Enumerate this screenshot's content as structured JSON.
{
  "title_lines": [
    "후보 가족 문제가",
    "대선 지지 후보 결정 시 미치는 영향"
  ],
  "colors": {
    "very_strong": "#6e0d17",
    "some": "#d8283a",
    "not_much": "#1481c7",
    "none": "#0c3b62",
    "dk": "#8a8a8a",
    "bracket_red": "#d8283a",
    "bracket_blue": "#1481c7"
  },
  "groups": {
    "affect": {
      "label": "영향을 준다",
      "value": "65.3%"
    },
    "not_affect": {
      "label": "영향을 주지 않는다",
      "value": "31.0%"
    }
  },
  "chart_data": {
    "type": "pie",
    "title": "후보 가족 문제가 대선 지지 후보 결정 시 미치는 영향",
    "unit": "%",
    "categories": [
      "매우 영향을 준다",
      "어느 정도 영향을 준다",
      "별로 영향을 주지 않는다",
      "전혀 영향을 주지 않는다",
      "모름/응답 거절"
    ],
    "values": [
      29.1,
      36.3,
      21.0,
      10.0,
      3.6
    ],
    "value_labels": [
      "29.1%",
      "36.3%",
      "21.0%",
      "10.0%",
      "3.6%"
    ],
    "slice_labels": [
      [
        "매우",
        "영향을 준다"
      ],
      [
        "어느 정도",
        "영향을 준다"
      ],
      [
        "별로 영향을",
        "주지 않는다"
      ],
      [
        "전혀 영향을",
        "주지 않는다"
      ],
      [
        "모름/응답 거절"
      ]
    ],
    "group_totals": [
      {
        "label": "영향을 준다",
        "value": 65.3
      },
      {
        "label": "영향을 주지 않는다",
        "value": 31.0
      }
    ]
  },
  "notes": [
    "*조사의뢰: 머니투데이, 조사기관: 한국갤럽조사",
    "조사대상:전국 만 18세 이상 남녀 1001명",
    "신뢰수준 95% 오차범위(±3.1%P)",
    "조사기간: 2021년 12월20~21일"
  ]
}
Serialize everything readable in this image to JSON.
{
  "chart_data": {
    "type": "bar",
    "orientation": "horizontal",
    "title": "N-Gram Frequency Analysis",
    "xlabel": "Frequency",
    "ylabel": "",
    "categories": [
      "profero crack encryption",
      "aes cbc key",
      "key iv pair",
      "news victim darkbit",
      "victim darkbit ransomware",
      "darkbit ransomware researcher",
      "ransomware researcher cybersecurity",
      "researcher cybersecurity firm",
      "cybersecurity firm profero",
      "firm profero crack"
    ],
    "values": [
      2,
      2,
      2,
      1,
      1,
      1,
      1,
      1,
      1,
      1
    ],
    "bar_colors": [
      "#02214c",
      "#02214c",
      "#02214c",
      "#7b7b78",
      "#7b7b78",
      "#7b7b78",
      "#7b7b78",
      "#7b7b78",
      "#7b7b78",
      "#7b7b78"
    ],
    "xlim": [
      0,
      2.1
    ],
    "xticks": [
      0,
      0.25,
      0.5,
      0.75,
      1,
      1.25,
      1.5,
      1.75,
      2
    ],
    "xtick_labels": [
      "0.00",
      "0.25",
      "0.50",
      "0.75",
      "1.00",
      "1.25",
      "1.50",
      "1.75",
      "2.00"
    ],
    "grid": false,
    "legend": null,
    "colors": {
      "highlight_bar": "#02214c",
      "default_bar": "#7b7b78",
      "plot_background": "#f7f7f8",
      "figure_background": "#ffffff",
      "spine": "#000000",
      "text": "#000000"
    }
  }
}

===

In the lines above, locate the string "ransomware". Copy every line where it occurs.

      "victim darkbit ransomware",
      "darkbit ransomware researcher",
      "ransomware researcher cybersecurity",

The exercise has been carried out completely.